Identify and reproduce every line holding the string "high".

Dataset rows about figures
--------

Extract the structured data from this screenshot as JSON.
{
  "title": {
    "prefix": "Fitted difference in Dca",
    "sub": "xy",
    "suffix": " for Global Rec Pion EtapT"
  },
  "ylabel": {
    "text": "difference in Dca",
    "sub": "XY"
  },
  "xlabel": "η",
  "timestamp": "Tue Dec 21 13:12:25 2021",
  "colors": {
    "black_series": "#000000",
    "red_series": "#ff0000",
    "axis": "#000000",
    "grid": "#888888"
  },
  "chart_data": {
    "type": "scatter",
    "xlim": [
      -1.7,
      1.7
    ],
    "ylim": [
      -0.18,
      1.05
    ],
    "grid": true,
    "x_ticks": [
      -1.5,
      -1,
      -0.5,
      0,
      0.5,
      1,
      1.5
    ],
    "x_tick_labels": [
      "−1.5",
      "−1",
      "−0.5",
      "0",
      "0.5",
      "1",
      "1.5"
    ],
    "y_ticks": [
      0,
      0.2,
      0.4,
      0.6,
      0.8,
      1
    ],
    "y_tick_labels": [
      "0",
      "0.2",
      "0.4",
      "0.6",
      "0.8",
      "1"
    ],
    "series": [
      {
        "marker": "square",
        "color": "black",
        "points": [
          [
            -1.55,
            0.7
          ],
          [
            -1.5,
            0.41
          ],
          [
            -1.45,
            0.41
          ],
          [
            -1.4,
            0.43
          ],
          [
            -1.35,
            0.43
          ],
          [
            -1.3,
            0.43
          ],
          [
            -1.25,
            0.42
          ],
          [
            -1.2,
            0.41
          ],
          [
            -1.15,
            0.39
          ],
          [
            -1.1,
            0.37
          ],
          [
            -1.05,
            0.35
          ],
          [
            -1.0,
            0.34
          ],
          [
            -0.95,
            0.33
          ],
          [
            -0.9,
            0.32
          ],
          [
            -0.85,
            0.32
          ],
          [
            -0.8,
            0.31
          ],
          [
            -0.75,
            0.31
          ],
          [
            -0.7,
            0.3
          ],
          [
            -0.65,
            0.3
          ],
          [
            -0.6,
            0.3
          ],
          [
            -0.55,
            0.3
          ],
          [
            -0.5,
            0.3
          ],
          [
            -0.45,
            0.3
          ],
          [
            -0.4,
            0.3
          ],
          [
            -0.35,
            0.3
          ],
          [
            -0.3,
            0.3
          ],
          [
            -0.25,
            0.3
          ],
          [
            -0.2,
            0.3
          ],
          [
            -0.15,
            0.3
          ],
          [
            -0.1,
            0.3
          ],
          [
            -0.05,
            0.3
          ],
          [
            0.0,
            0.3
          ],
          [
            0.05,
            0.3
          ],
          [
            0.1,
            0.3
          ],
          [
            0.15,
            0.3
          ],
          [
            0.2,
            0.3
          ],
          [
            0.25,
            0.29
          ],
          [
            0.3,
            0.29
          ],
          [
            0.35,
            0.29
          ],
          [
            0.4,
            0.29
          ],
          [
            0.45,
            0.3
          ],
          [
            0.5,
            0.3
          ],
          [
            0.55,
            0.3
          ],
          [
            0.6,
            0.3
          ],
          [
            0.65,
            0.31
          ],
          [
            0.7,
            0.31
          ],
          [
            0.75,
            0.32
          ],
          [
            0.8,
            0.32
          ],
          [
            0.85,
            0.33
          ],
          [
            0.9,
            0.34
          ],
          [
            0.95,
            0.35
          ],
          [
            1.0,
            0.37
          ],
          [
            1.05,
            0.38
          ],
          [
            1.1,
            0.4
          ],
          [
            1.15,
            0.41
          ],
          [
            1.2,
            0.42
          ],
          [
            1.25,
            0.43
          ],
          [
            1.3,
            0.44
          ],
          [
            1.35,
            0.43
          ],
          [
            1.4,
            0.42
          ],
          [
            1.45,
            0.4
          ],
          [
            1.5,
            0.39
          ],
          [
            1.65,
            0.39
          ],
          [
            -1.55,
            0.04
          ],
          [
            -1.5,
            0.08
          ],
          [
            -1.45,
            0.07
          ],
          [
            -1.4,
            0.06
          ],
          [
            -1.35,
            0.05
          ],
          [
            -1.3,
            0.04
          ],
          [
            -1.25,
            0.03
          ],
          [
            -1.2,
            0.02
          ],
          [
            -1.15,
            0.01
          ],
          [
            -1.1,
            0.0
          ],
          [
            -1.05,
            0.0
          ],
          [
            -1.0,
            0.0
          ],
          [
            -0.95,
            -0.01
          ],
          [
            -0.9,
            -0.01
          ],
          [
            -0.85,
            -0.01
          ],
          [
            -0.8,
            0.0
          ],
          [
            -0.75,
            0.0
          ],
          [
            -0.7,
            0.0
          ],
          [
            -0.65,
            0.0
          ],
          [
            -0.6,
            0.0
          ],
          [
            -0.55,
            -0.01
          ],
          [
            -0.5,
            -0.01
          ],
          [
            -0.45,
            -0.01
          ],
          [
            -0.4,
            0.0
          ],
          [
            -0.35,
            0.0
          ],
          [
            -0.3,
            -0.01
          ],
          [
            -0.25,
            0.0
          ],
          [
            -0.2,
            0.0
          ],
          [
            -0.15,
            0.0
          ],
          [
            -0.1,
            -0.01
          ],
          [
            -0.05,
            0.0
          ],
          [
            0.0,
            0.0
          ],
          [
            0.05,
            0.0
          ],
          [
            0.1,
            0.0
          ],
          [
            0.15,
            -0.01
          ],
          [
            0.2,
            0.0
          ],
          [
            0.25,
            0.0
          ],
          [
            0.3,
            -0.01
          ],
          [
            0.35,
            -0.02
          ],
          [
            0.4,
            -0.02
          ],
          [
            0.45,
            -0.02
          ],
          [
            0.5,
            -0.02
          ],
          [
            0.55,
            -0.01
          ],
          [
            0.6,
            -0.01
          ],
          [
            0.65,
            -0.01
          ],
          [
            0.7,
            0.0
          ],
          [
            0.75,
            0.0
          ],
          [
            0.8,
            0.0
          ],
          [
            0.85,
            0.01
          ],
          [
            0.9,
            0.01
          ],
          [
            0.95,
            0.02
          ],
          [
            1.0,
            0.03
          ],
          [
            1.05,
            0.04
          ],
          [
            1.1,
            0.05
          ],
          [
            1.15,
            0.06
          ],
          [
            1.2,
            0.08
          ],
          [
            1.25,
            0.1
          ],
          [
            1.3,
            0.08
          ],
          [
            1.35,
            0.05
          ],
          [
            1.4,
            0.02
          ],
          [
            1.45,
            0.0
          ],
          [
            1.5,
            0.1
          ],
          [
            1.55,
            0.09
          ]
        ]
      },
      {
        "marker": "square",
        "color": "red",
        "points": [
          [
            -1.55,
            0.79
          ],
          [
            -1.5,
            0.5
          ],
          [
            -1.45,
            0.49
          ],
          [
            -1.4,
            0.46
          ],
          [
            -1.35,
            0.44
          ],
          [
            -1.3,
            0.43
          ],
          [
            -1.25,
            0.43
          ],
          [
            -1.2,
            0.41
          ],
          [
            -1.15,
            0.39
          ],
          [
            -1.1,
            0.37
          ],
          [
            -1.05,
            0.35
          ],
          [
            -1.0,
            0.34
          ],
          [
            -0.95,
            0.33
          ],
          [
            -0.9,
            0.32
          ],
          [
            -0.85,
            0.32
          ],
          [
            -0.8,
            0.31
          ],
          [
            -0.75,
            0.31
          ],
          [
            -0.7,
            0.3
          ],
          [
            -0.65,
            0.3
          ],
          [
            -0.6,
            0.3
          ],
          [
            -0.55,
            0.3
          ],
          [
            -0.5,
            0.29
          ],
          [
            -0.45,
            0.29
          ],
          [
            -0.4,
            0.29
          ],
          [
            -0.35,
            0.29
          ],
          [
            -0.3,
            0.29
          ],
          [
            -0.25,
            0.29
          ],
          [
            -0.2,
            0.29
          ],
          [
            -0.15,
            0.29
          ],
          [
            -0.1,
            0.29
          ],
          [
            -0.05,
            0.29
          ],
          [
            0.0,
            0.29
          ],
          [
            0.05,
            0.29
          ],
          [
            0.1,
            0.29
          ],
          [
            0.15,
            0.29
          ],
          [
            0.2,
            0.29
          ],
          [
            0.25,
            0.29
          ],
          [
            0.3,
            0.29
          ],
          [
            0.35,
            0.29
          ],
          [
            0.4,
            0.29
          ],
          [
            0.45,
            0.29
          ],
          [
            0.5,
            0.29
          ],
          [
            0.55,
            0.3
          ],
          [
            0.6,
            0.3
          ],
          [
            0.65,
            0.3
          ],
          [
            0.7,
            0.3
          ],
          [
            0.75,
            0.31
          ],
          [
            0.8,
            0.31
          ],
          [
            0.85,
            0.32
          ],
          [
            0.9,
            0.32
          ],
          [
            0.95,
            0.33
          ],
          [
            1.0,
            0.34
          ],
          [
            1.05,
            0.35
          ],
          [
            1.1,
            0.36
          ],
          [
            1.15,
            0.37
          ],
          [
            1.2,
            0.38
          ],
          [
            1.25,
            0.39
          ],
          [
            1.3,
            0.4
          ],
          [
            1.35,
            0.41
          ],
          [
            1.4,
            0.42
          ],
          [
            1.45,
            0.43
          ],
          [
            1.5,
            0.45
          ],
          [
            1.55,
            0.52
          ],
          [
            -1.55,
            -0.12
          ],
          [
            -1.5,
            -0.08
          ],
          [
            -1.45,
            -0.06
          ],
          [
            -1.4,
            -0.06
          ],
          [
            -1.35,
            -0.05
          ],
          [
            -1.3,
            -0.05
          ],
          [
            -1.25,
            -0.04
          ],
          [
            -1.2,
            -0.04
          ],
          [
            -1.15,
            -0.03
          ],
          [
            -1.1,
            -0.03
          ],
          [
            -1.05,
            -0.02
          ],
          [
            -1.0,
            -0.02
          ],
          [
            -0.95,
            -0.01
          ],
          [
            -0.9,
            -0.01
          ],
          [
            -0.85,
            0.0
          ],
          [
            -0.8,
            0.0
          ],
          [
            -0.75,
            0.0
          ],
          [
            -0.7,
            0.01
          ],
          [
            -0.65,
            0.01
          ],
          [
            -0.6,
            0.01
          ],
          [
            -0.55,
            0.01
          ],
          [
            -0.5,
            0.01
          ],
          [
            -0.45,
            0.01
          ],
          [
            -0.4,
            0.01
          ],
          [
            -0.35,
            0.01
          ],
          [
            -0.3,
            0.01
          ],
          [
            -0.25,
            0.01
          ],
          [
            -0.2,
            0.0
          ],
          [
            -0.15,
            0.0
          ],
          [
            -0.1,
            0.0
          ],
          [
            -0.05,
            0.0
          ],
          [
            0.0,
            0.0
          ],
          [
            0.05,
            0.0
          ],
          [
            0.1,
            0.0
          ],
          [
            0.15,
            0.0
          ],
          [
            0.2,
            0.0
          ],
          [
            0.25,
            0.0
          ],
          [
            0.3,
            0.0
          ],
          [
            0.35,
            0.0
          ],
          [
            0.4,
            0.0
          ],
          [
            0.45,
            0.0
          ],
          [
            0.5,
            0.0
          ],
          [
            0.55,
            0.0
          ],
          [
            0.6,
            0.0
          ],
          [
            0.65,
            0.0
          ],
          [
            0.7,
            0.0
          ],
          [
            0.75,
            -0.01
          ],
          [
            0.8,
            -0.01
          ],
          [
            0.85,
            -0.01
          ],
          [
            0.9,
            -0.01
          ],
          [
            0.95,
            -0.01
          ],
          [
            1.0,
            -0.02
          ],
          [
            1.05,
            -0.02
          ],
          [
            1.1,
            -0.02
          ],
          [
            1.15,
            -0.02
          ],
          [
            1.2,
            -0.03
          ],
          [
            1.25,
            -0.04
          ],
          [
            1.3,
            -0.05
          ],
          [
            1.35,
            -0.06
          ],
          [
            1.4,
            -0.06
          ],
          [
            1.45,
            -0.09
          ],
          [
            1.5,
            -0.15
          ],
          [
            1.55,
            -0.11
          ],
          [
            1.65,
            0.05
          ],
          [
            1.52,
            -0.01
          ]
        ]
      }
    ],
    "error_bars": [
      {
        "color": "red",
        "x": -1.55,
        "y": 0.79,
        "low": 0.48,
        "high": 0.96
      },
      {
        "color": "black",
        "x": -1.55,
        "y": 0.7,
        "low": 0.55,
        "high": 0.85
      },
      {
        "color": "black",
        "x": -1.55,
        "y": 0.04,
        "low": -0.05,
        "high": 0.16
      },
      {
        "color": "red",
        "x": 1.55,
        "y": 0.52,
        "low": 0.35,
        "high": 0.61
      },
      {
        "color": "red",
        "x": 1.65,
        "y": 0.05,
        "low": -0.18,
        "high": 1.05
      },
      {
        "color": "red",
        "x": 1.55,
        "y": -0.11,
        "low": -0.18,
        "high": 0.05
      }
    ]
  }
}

--------

Correct result:
        "high": 0.96
        "high": 0.85
        "high": 0.16
        "high": 0.61
        "high": 1.05
        "high": 0.05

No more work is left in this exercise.